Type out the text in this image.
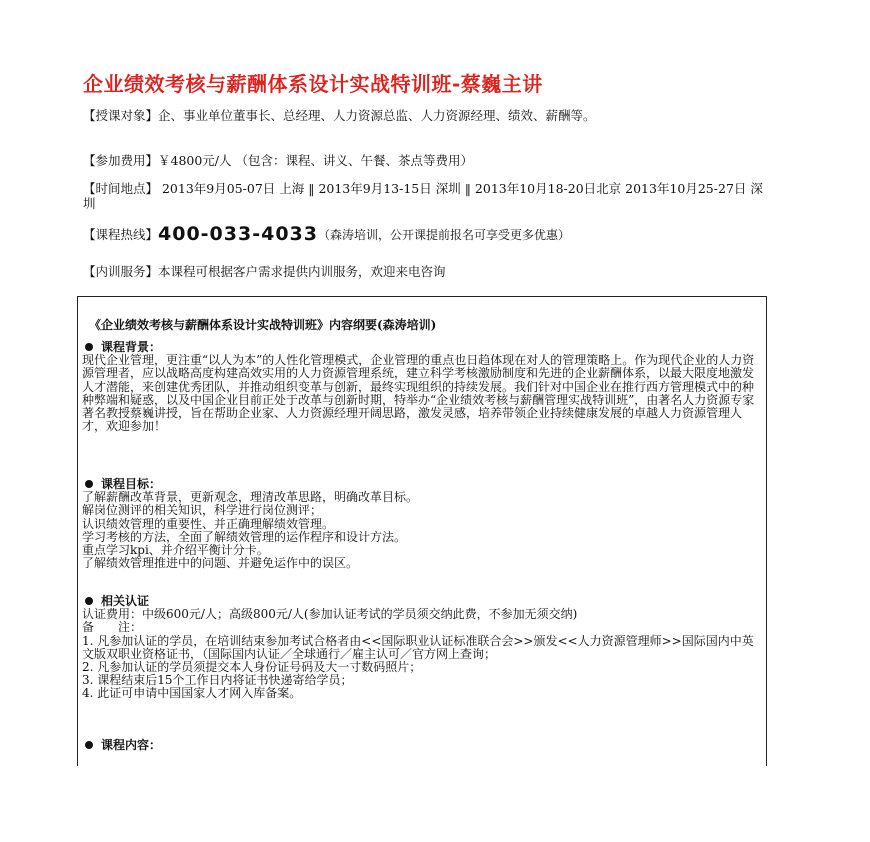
企业绩效考核与薪酬体系设计实战特训班-蔡巍主讲
【授课对象】企、事业单位董事长、总经理、人力资源总监、人力资源经理、绩效、薪酬等。
【参加费用】￥4800元/人 （包含：课程、讲义、午餐、茶点等费用）
【时间地点】 2013年9月05-07日 上海 ‖ 2013年9月13-15日 深圳 ‖ 2013年10月18-20日北京 2013年10月25-27日 深圳
【课程热线】400-033-4033（森涛培训，公开课提前报名可享受更多优惠）
【内训服务】本课程可根据客户需求提供内训服务，欢迎来电咨询
《企业绩效考核与薪酬体系设计实战特训班》内容纲要(森涛培训)
课程背景：
现代企业管理，更注重“以人为本”的人性化管理模式，企业管理的重点也日趋体现在对人的管理策略上。作为现代企业的人力资源管理者，应以战略高度构建高效实用的人力资源管理系统，建立科学考核激励制度和先进的企业薪酬体系，以最大限度地激发人才潜能，来创建优秀团队，并推动组织变革与创新，最终实现组织的持续发展。我们针对中国企业在推行西方管理模式中的种种弊端和疑惑，以及中国企业目前正处于改革与创新时期，特举办“企业绩效考核与薪酬管理实战特训班”，由著名人力资源专家著名教授蔡巍讲授，旨在帮助企业家、人力资源经理开阔思路，激发灵感，培养带领企业持续健康发展的卓越人力资源管理人才，欢迎参加！
课程目标：
了解薪酬改革背景，更新观念，理清改革思路，明确改革目标。
解岗位测评的相关知识，科学进行岗位测评；
认识绩效管理的重要性、并正确理解绩效管理。
学习考核的方法，全面了解绩效管理的运作程序和设计方法。
重点学习kpi、并介绍平衡计分卡。
了解绩效管理推进中的问题、并避免运作中的误区。
相关认证
认证费用：中级600元/人；高级800元/人(参加认证考试的学员须交纳此费，不参加无须交纳)
备　　注：
1. 凡参加认证的学员，在培训结束参加考试合格者由<<国际职业认证标准联合会>>颁发<<人力资源管理师>>国际国内中英文版双职业资格证书，（国际国内认证／全球通行／雇主认可／官方网上查询；
2. 凡参加认证的学员须提交本人身份证号码及大一寸数码照片；
3. 课程结束后15个工作日内将证书快递寄给学员；
4. 此证可申请中国国家人才网入库备案。
课程内容：
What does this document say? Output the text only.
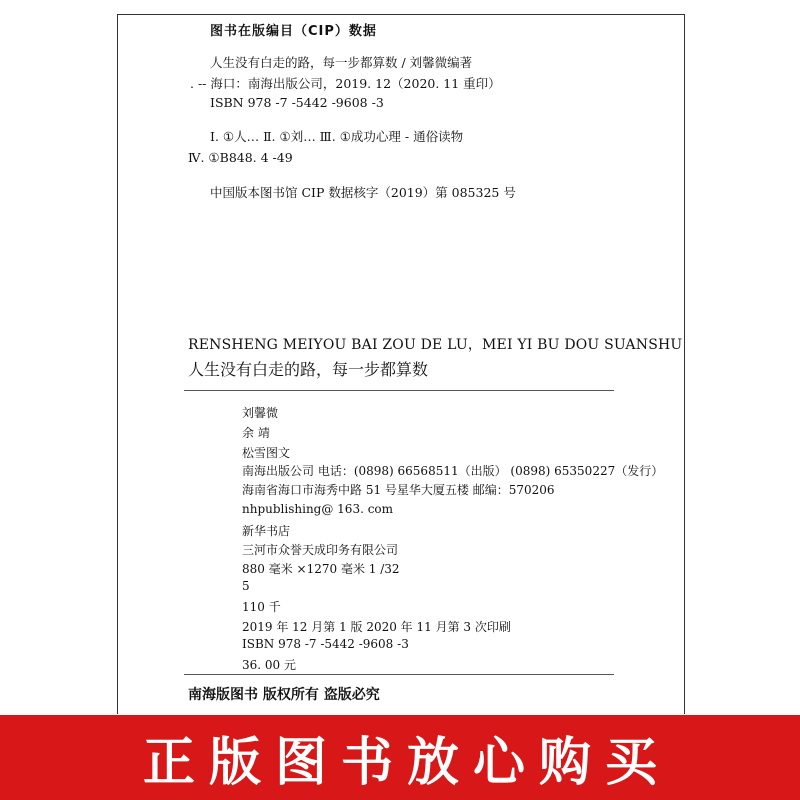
图书在版编目（CIP）数据
人生没有白走的路，每一步都算数 / 刘馨微编著
. -- 海口：南海出版公司，2019. 12（2020. 11 重印）
ISBN 978 -7 -5442 -9608 -3
Ⅰ. ①人… Ⅱ. ①刘… Ⅲ. ①成功心理 - 通俗读物
Ⅳ. ①B848. 4 -49
中国版本图书馆 CIP 数据核字（2019）第 085325 号
RENSHENG MEIYOU BAI ZOU DE LU，MEI YI BU DOU SUANSHU
人生没有白走的路，每一步都算数
刘馨微
余 靖
松雪图文
南海出版公司 电话：(0898) 66568511（出版） (0898) 65350227（发行）
海南省海口市海秀中路 51 号星华大厦五楼 邮编：570206
nhpublishing@ 163. com
新华书店
三河市众誉天成印务有限公司
880 毫米 ×1270 毫米 1 /32
5
110 千
2019 年 12 月第 1 版 2020 年 11 月第 3 次印刷
ISBN 978 -7 -5442 -9608 -3
36. 00 元
南海版图书 版权所有 盗版必究
正版图书放心购买
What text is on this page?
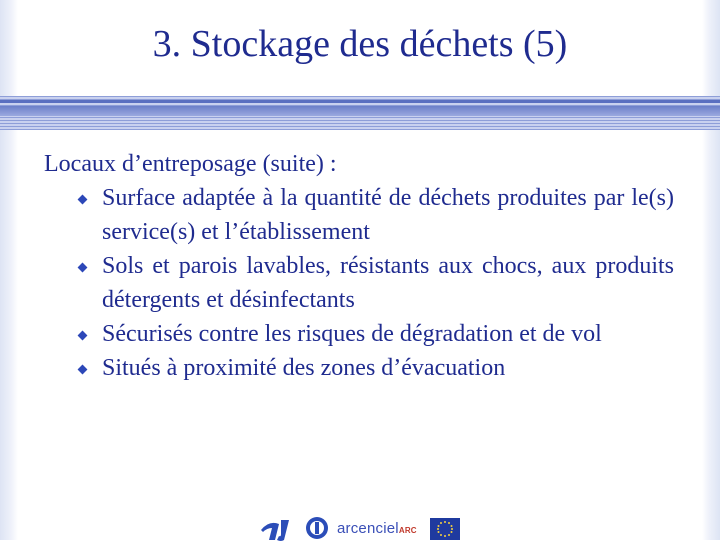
3. Stockage des déchets (5)
Locaux d’entreposage (suite) :
Surface adaptée à la quantité de déchets produites par le(s) service(s) et l’établissement
Sols et parois lavables, résistants aux chocs, aux produits détergents et désinfectants
Sécurisés contre les risques de dégradation et de vol
Situés à proximité des zones d’évacuation
arcencielARC
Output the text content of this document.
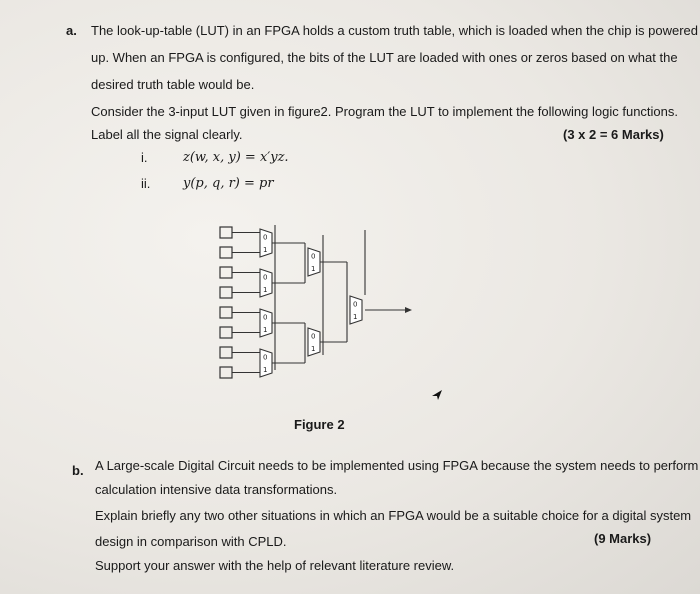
a. The look-up-table (LUT) in an FPGA holds a custom truth table, which is loaded when the chip is powered
up. When an FPGA is configured, the bits of the LUT are loaded with ones or zeros based on what the
desired truth table would be.
Consider the 3-input LUT given in figure2. Program the LUT to implement the following logic functions.
Label all the signal clearly.	(3 x 2 = 6 Marks)
i.	z(w, x, y) = x′yz.
ii.	y(p, q, r) = pr
0
1
0
1
0
1
0
1
0
1
0
1
0
1
Figure 2
b. A Large-scale Digital Circuit needs to be implemented using FPGA because the system needs to perform
calculation intensive data transformations.
Explain briefly any two other situations in which an FPGA would be a suitable choice for a digital system
design in comparison with CPLD.	(9 Marks)
Support your answer with the help of relevant literature review.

● **EXERCISE PROMPT**:
What is needed is an exact reproduction of the data, pictures excluded.

● **SOLUTION BELOW**:
Type out the text in this image.
企业绩效考核与薪酬体系设计实战特训班-蔡巍主讲
【授课对象】企、事业单位董事长、总经理、人力资源总监、人力资源经理、绩效、薪酬等。
【参加费用】￥4800元/人 （包含：课程、讲义、午餐、茶点等费用）
【时间地点】 2013年9月05-07日 上海 ‖ 2013年9月13-15日 深圳 ‖ 2013年10月18-20日北京 2013年10月25-27日 深圳
【课程热线】400-033-4033（森涛培训，公开课提前报名可享受更多优惠）
【内训服务】本课程可根据客户需求提供内训服务，欢迎来电咨询
《企业绩效考核与薪酬体系设计实战特训班》内容纲要(森涛培训)
课程背景：
现代企业管理，更注重“以人为本”的人性化管理模式，企业管理的重点也日趋体现在对人的管理策略上。作为现代企业的人力资源管理者，应以战略高度构建高效实用的人力资源管理系统，建立科学考核激励制度和先进的企业薪酬体系，以最大限度地激发人才潜能，来创建优秀团队，并推动组织变革与创新，最终实现组织的持续发展。我们针对中国企业在推行西方管理模式中的种种弊端和疑惑，以及中国企业目前正处于改革与创新时期，特举办“企业绩效考核与薪酬管理实战特训班”，由著名人力资源专家著名教授蔡巍讲授，旨在帮助企业家、人力资源经理开阔思路，激发灵感，培养带领企业持续健康发展的卓越人力资源管理人才，欢迎参加！
课程目标：
了解薪酬改革背景，更新观念，理清改革思路，明确改革目标。
解岗位测评的相关知识，科学进行岗位测评；
认识绩效管理的重要性、并正确理解绩效管理。
学习考核的方法，全面了解绩效管理的运作程序和设计方法。
重点学习kpi、并介绍平衡计分卡。
了解绩效管理推进中的问题、并避免运作中的误区。
相关认证
认证费用：中级600元/人；高级800元/人(参加认证考试的学员须交纳此费，不参加无须交纳)
备　　注：
1. 凡参加认证的学员，在培训结束参加考试合格者由<<国际职业认证标准联合会>>颁发<<人力资源管理师>>国际国内中英文版双职业资格证书，（国际国内认证／全球通行／雇主认可／官方网上查询；
2. 凡参加认证的学员须提交本人身份证号码及大一寸数码照片；
3. 课程结束后15个工作日内将证书快递寄给学员；
4. 此证可申请中国国家人才网入库备案。
课程内容：
What does this document say? Output the text only.
图书在版编目（CIP）数据
人生没有白走的路，每一步都算数 / 刘馨微编著
. -- 海口：南海出版公司，2019. 12（2020. 11 重印）
ISBN 978 -7 -5442 -9608 -3
Ⅰ. ①人… Ⅱ. ①刘… Ⅲ. ①成功心理 - 通俗读物
Ⅳ. ①B848. 4 -49
中国版本图书馆 CIP 数据核字（2019）第 085325 号
RENSHENG MEIYOU BAI ZOU DE LU，MEI YI BU DOU SUANSHU
人生没有白走的路，每一步都算数
刘馨微
余 靖
松雪图文
南海出版公司 电话：(0898) 66568511（出版） (0898) 65350227（发行）
海南省海口市海秀中路 51 号星华大厦五楼 邮编：570206
nhpublishing@ 163. com
新华书店
三河市众誉天成印务有限公司
880 毫米 ×1270 毫米 1 /32
5
110 千
2019 年 12 月第 1 版 2020 年 11 月第 3 次印刷
ISBN 978 -7 -5442 -9608 -3
36. 00 元
南海版图书 版权所有 盗版必究
正版图书放心购买
What text is on this page?
3. Stockage des déchets (5)
Locaux d’entreposage (suite) :
Surface adaptée à la quantité de déchets produites par le(s) service(s) et l’établissement
Sols et parois lavables, résistants aux chocs, aux produits détergents et désinfectants
Sécurisés contre les risques de dégradation et de vol
Situés à proximité des zones d’évacuation
arcencielARC
Output the text content of this document.
a. The look-up-table (LUT) in an FPGA holds a custom truth table, which is loaded when the chip is powered
up. When an FPGA is configured, the bits of the LUT are loaded with ones or zeros based on what the
desired truth table would be.
Consider the 3-input LUT given in figure2. Program the LUT to implement the following logic functions.
Label all the signal clearly.	(3 x 2 = 6 Marks)
i.	z(w, x, y) = x′yz.
ii.	y(p, q, r) = pr
0
1
0
1
0
1
0
1
0
1
0
1
0
1
Figure 2
b. A Large-scale Digital Circuit needs to be implemented using FPGA because the system needs to perform
calculation intensive data transformations.
Explain briefly any two other situations in which an FPGA would be a suitable choice for a digital system
design in comparison with CPLD.	(9 Marks)
Support your answer with the help of relevant literature review.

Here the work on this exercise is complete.